### Activity
In the text on ECRM's product catalog, edit the stretch from "Another new development" through "traditionally been expensive." so that "expensive" reads "costly". Give the revised stretch in full.

### Selected text
= Beginning of Section =

Meanwhile, the catalog is set up to facilitate the automatic download of that information to retailers’ custom item forms or buyer spreadsheets, allowing suppliers to eliminate hours of paperwork, not to mention the potential for retyping errors. Retailers also can publish catalogs, including vendor items, that can be electronically distributed to their stores.
ECRM always had images in the product catalog, Bowlus notes, but originally they would not appear on buyers’ follow-up sites.

"A guy from Asda was at one of our shows, and he asked if we could add images to his review site, so he could see the products he had ordered," Bowlus recalls. "I called my IT guys, and two hours later we had images on the review site. When the buyer returned to his room that night, he visited the site and was blown away when he saw the images. We are fortunate to have a team of developers that move quickly when the customer has a need."

Another new development involves the images themselves — many companies have trouble getting suitable digital images, and third-party solutions have traditionally been expensive.

"We developed our own process for imaging which can be integrated to product catalog to provide the supplier or retailer with a simple, low-cost but effective solution," Bowlus says. "Our customers can now get high-res, low-res, and even 3D images at a fraction of the price they may find elsewhere."

= End of Section =

### Stored data
= Beginning of Section =

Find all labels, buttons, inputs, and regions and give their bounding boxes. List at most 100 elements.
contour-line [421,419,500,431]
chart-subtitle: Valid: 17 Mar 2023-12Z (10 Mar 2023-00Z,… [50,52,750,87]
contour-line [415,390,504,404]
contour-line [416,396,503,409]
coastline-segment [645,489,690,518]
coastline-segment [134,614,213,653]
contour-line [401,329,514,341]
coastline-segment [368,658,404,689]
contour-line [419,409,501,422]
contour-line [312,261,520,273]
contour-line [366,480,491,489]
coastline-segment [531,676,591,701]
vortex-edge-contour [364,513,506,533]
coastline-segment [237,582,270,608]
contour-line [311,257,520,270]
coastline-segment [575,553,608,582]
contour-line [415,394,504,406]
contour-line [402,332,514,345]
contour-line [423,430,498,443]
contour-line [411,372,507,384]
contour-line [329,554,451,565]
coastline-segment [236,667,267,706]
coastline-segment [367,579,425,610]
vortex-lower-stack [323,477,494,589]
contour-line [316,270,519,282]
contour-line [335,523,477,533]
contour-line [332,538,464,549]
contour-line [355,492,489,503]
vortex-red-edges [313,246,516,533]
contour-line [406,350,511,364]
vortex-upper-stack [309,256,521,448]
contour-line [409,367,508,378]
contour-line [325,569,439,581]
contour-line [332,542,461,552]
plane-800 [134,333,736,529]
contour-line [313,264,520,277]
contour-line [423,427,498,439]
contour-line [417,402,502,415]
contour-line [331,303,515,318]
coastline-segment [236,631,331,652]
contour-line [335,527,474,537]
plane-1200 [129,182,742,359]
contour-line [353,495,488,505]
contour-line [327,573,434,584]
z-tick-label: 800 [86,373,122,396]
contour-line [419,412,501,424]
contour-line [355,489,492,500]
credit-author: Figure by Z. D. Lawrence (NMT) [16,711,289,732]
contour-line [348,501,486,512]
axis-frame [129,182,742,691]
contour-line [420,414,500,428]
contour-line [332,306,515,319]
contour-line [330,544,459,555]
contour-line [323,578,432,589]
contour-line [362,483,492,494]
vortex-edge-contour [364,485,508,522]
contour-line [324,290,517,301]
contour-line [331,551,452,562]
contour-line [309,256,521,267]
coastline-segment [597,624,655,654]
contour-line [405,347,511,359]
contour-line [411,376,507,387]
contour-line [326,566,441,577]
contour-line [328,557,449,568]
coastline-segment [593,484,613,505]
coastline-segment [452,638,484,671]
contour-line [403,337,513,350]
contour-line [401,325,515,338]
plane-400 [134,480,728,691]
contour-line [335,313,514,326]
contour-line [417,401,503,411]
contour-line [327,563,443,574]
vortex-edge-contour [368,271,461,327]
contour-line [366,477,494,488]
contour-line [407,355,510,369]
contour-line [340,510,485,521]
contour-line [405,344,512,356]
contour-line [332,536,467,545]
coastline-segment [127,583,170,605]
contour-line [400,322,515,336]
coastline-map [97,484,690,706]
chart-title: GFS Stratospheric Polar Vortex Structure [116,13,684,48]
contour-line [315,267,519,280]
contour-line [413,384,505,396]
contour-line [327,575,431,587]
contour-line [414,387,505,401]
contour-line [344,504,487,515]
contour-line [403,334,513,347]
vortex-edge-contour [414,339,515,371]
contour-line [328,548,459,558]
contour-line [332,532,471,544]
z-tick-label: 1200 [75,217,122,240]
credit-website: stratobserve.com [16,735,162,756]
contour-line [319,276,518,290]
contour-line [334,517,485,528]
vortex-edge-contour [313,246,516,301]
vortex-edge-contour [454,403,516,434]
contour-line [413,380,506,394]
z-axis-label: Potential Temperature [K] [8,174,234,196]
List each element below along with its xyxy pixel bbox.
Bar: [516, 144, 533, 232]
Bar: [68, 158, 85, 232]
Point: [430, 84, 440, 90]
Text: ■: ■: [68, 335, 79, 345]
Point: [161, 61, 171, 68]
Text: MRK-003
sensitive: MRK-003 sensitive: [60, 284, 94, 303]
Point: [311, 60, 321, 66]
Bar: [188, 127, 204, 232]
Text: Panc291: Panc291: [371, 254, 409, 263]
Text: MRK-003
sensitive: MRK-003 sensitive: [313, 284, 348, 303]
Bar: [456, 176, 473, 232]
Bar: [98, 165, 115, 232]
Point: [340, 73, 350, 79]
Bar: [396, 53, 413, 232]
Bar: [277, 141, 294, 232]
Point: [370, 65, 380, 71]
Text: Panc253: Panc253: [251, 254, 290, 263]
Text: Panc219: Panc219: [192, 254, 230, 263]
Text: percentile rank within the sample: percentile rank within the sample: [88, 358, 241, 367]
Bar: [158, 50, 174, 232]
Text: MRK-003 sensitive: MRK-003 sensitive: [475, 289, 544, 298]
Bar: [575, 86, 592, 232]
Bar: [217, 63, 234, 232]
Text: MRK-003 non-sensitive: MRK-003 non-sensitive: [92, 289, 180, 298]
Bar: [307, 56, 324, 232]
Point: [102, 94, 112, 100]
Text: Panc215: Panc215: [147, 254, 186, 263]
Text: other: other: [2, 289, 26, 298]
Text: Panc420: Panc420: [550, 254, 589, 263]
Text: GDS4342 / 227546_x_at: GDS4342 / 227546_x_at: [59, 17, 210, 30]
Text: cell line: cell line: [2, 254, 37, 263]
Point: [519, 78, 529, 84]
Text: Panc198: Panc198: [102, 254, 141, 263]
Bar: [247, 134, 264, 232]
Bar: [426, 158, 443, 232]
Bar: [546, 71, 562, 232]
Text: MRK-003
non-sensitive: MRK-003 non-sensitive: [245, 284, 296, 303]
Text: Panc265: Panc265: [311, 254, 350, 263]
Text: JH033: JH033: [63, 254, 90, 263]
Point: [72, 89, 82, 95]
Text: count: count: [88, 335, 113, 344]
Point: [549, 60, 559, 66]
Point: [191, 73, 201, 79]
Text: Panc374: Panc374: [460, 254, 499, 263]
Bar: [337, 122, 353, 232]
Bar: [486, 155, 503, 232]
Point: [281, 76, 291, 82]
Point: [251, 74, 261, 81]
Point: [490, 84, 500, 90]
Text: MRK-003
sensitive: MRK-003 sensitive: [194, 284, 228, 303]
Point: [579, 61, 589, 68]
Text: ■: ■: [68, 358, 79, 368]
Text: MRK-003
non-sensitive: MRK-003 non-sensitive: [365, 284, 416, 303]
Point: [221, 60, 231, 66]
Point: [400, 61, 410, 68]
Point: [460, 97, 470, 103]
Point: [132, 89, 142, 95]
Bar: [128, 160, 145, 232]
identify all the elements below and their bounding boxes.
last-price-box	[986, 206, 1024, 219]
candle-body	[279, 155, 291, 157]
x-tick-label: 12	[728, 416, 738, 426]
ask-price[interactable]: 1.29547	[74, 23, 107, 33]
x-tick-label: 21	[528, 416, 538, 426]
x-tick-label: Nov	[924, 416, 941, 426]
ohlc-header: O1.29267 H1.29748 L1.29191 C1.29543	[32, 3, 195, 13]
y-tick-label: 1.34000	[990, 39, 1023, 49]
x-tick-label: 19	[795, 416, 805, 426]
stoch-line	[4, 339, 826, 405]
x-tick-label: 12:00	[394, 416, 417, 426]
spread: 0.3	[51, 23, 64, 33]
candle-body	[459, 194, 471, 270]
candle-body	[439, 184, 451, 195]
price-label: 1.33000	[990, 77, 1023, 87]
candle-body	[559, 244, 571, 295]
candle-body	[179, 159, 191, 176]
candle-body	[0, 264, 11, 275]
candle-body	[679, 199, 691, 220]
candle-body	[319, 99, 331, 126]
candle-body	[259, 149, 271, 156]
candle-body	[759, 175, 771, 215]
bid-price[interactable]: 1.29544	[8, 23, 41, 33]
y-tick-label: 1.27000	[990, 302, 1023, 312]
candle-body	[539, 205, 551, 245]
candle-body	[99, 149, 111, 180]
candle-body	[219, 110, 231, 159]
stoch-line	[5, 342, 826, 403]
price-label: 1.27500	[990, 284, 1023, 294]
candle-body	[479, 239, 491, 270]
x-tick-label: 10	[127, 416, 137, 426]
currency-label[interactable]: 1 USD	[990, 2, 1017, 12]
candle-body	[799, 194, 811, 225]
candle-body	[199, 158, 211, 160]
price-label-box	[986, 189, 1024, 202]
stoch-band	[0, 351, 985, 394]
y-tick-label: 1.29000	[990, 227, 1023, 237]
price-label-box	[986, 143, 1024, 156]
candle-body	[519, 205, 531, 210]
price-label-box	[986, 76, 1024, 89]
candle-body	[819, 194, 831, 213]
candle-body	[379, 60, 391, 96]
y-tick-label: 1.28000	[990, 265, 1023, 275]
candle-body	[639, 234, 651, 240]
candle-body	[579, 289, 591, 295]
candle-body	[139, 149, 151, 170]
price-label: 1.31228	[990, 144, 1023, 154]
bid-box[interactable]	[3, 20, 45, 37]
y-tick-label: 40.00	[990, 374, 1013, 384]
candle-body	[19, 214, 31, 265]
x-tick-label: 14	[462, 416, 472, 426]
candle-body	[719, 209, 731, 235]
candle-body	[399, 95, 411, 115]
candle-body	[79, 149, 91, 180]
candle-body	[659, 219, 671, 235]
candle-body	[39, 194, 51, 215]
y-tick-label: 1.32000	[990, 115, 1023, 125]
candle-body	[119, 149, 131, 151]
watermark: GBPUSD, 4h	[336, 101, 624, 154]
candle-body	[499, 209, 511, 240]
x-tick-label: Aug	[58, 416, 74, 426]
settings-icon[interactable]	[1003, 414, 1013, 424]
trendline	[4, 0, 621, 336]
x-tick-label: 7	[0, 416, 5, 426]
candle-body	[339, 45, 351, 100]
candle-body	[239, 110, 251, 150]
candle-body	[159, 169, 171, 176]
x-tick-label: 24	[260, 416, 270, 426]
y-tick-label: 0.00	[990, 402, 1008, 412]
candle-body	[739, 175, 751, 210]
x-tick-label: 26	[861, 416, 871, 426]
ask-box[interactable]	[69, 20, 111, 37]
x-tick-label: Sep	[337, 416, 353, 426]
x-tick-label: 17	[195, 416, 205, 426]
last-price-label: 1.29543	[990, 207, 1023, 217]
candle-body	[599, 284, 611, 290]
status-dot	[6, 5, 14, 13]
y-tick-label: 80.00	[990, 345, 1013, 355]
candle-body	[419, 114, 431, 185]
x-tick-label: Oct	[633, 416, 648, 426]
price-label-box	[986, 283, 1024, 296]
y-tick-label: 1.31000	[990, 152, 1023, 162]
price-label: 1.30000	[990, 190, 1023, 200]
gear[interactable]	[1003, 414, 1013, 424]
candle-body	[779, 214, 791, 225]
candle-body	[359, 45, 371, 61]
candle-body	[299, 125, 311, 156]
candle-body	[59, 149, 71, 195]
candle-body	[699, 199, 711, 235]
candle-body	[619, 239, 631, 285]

= End of Section =

### Response
Another new development involves the images themselves — many companies have trouble getting suitable digital images, and third-party solutions have traditionally been costly.